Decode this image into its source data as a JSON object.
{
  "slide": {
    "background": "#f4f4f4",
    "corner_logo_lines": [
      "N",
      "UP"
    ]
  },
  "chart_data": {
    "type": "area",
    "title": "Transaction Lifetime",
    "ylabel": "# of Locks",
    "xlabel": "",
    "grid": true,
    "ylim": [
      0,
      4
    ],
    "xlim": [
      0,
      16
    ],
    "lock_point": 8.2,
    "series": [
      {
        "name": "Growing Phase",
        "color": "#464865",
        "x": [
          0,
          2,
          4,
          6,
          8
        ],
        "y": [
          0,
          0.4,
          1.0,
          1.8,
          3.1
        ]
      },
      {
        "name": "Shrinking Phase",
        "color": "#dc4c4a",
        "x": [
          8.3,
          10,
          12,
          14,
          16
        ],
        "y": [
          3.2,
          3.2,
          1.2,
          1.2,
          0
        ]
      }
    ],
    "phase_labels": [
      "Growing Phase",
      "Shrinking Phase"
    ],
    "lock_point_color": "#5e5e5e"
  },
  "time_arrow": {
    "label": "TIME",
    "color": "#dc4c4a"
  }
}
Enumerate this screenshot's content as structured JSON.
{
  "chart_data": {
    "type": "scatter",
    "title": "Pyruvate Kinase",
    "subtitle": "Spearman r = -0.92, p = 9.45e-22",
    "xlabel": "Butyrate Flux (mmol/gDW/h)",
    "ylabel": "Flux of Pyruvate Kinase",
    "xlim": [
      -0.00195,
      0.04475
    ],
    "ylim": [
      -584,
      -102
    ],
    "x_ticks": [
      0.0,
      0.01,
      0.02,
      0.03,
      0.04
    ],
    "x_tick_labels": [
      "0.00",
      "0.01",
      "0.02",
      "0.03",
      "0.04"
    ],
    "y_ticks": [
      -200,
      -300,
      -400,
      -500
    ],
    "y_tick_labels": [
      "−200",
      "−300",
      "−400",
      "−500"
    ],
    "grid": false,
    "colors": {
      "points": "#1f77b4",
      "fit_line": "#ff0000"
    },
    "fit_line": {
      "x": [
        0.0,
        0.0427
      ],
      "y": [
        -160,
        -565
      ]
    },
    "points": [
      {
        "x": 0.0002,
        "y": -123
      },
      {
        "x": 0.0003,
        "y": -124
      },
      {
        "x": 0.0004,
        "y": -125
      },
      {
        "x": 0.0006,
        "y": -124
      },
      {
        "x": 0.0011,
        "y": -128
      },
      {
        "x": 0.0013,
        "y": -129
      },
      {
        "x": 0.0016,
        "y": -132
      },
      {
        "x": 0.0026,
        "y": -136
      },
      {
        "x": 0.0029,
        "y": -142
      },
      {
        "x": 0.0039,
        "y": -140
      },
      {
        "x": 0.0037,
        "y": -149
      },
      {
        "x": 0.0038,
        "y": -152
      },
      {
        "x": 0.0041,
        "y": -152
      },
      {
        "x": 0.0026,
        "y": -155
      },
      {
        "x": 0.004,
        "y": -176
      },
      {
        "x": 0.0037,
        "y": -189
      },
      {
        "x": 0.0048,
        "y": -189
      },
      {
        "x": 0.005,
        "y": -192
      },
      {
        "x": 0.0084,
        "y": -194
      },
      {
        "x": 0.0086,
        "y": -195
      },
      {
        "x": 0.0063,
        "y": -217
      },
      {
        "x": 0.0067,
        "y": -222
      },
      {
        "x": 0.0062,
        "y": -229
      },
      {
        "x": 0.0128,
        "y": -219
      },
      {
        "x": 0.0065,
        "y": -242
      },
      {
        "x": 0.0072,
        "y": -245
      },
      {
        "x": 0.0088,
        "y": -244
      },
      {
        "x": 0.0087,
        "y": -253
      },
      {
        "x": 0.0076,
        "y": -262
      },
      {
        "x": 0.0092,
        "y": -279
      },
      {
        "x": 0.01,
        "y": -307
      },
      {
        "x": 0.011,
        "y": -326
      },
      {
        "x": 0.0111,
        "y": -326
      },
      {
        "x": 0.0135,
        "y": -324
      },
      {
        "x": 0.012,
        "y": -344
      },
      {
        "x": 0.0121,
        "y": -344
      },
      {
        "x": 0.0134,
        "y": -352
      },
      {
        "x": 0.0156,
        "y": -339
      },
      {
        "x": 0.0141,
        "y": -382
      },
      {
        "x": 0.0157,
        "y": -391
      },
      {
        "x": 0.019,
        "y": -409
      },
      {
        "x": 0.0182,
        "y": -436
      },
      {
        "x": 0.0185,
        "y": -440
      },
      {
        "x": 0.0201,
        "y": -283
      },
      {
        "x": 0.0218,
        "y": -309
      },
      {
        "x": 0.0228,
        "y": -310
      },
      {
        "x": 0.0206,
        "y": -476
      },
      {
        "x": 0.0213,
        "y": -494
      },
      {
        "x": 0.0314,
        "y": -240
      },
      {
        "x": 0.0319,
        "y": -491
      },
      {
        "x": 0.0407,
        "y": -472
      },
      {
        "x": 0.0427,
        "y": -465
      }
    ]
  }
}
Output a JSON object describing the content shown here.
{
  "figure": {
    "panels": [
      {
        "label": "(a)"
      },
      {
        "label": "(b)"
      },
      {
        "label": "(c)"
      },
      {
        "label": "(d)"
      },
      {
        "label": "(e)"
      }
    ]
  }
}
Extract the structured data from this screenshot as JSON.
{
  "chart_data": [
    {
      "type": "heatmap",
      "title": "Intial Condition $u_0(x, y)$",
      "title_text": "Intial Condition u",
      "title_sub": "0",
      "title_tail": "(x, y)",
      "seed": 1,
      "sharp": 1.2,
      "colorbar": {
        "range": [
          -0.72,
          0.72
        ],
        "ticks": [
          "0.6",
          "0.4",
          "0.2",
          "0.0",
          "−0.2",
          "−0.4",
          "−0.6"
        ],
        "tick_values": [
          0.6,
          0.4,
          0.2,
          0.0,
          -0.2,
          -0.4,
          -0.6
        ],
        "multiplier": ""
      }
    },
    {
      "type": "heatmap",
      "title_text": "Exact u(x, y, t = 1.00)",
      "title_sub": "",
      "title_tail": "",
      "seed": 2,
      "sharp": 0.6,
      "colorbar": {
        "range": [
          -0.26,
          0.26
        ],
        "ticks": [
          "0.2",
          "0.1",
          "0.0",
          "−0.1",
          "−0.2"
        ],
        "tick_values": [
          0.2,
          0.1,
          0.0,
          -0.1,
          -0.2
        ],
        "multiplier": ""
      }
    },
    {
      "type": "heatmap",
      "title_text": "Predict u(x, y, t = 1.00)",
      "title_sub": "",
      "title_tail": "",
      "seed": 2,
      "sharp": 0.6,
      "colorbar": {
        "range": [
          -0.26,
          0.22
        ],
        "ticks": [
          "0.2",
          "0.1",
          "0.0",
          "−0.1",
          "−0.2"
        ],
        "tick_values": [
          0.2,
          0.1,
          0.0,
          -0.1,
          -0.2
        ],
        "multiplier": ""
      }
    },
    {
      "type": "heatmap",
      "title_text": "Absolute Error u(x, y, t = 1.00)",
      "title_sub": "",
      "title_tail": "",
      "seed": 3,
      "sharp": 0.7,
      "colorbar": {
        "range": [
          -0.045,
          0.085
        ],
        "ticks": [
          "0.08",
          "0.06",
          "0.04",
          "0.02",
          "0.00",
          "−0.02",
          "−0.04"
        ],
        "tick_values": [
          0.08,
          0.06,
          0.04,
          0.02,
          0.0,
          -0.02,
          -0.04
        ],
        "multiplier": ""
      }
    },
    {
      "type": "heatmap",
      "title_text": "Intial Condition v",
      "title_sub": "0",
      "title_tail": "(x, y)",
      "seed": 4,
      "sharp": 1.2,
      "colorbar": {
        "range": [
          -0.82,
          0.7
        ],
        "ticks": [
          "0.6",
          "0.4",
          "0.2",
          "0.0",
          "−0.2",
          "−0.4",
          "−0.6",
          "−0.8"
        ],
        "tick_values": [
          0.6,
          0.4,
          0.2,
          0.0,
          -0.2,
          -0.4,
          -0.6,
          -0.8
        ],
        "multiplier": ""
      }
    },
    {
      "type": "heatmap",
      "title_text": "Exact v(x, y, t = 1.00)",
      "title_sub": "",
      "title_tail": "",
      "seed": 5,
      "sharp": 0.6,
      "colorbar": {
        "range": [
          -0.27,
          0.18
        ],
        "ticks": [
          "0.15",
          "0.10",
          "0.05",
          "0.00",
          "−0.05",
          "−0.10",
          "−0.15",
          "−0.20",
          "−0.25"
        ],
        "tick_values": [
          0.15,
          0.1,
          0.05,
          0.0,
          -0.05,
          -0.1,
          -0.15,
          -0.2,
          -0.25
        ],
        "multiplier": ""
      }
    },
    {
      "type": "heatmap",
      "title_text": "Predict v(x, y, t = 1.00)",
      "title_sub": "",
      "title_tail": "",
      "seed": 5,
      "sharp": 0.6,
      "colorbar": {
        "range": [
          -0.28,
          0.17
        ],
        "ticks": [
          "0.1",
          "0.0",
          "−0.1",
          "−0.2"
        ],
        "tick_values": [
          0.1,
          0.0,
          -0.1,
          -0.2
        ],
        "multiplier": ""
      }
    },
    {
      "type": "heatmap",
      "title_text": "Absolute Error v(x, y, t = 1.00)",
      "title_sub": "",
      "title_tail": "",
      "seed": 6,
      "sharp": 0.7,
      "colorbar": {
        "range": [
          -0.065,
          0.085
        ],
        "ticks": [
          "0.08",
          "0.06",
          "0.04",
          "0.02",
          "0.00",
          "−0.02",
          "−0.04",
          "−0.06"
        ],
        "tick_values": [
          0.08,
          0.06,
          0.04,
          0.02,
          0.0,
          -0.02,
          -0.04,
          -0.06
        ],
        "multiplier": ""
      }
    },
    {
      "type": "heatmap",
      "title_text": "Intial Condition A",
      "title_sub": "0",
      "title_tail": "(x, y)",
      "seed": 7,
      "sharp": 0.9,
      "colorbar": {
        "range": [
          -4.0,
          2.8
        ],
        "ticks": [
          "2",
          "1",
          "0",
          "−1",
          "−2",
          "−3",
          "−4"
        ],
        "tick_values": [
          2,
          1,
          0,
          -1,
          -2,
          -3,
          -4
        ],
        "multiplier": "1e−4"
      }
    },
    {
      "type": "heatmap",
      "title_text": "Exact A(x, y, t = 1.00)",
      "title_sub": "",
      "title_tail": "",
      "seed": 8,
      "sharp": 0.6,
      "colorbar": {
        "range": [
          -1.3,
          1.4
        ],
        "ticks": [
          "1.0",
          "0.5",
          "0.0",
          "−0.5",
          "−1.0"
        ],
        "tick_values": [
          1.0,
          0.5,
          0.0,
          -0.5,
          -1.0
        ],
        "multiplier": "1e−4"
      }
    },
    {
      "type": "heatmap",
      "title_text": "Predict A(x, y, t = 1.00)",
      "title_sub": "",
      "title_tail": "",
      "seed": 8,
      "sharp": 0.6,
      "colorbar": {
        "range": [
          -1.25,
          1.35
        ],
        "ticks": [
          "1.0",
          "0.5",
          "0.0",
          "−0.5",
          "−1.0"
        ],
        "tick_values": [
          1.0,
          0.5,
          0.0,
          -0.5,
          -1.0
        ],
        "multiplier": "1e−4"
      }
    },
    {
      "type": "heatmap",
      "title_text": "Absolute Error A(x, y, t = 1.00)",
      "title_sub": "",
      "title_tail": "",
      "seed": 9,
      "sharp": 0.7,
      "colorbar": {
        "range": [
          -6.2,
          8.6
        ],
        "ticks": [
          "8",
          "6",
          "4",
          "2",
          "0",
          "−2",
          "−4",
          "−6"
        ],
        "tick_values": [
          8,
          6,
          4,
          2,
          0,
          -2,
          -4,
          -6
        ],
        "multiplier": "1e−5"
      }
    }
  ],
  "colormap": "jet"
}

◆ ◆ ◆ ◆ ◆

Determine the number of lines in the data that contain "Pyruvate" as a word or string, and state only that number.

2